■ **Source data**
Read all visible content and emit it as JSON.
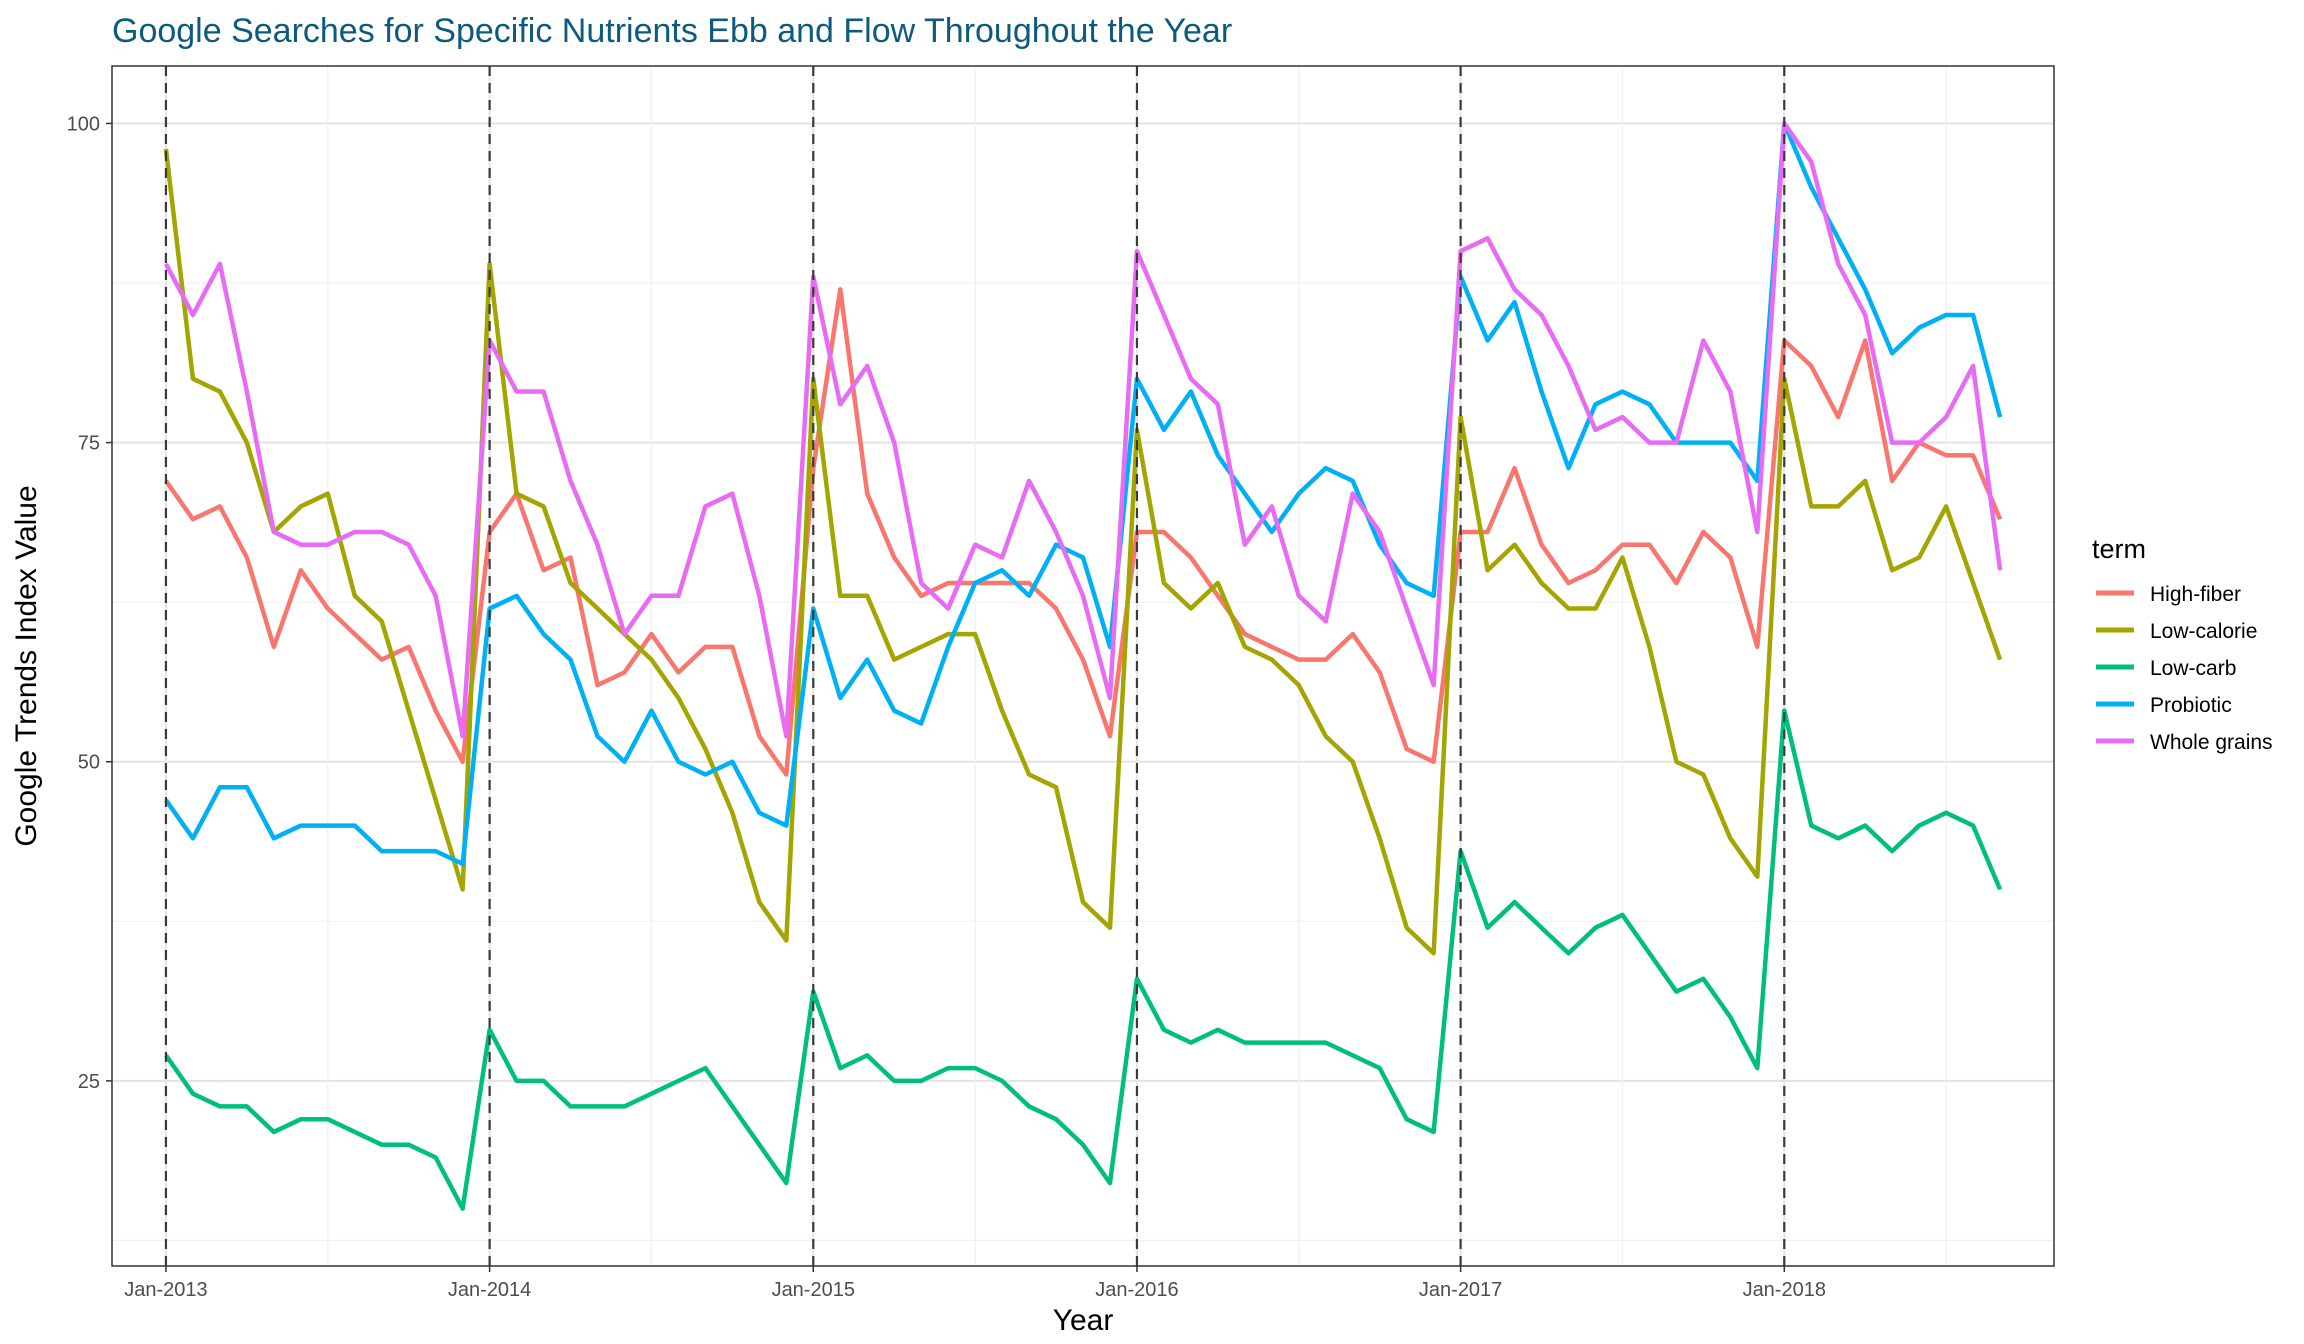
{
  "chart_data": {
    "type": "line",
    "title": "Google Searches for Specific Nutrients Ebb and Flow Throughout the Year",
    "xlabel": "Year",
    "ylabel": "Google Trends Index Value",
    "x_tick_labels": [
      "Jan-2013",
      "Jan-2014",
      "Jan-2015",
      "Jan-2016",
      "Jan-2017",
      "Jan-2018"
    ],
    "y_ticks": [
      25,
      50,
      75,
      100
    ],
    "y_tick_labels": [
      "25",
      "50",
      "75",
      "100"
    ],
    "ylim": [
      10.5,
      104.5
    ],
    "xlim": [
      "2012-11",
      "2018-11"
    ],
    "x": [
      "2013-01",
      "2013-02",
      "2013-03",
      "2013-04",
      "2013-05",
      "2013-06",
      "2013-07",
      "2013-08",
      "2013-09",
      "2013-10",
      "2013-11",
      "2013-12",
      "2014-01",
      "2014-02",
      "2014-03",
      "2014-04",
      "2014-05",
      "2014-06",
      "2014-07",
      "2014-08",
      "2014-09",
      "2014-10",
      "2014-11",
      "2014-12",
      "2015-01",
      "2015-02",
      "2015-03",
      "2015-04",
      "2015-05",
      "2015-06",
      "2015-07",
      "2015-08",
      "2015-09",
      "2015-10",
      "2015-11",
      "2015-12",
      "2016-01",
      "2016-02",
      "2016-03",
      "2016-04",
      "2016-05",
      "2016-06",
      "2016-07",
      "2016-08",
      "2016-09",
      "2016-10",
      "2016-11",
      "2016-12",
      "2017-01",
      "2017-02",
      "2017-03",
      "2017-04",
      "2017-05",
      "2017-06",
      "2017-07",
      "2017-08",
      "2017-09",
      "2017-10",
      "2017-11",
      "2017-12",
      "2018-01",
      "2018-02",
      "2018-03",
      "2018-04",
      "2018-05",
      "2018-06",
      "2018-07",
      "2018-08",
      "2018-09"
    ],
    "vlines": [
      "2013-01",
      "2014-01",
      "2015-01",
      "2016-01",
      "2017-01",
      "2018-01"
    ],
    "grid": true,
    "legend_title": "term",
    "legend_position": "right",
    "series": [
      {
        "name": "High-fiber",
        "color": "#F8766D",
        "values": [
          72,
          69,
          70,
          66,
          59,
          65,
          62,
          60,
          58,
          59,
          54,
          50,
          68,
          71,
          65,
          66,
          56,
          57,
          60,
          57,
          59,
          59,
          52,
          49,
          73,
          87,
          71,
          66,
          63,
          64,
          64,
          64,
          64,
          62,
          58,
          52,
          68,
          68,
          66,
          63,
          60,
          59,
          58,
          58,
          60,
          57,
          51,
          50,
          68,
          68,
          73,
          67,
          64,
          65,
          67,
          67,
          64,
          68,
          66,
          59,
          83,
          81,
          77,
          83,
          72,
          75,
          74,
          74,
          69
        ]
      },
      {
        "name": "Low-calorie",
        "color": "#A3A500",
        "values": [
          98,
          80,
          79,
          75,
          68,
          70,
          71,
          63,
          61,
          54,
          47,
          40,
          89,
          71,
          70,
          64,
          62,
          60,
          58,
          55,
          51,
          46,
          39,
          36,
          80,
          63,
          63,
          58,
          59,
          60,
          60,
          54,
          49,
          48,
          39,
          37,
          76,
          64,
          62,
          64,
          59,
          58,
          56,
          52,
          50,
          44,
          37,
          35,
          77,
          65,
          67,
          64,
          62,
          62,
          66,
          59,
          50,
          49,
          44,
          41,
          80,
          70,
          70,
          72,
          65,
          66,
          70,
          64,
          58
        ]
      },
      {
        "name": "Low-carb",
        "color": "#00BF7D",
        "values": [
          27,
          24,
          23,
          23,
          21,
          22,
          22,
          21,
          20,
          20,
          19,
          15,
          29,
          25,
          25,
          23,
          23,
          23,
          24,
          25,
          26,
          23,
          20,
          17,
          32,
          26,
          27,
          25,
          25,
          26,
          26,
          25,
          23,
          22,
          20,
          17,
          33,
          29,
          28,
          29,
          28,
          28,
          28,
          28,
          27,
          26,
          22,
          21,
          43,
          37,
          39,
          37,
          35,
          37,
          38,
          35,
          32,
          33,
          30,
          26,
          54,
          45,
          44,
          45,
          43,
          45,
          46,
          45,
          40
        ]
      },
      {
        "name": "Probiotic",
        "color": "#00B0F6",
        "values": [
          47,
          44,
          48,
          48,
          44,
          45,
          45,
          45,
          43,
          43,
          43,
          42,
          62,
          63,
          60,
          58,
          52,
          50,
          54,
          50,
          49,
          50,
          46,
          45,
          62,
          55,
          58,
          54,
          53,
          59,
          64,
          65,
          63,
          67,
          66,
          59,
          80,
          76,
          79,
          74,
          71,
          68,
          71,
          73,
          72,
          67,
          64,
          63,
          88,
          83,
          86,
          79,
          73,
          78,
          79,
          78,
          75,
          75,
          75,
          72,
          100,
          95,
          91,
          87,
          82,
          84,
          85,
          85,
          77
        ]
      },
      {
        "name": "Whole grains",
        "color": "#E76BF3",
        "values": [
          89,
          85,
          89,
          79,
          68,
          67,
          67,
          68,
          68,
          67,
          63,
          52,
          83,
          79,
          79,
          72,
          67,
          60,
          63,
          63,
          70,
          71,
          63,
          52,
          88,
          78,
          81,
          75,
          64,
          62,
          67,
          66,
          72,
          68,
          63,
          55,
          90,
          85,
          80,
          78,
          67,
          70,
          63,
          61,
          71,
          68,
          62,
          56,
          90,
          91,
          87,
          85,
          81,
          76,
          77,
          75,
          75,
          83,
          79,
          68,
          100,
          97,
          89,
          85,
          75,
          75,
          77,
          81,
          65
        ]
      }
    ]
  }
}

* * *

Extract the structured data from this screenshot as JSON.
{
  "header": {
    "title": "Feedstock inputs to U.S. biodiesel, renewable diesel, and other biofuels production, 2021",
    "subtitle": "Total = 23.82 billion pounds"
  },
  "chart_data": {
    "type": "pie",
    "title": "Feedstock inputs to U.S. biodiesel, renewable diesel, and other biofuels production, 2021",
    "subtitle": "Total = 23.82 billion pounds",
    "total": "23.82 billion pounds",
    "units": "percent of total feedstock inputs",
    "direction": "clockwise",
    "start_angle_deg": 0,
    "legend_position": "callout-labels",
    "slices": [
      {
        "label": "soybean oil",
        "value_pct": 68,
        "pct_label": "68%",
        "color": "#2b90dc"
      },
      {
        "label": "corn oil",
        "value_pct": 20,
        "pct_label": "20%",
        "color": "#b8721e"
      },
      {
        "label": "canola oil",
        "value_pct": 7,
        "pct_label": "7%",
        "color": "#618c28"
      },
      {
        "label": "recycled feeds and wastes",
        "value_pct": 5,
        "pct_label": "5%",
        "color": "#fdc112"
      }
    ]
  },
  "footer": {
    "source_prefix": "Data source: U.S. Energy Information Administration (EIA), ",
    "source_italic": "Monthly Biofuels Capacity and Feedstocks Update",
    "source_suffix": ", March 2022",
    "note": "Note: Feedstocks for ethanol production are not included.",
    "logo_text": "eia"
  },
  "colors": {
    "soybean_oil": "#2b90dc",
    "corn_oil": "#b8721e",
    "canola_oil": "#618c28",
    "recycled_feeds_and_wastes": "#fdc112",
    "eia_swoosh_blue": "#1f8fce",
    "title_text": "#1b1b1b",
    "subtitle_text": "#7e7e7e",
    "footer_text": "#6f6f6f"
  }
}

■ **What you are asked to do**
Which lines contain the word "Year"? Copy each one.

■ **Finished task**
    "title": "Google Searches for Specific Nutrients Ebb and Flow Throughout the Year",
    "xlabel": "Year",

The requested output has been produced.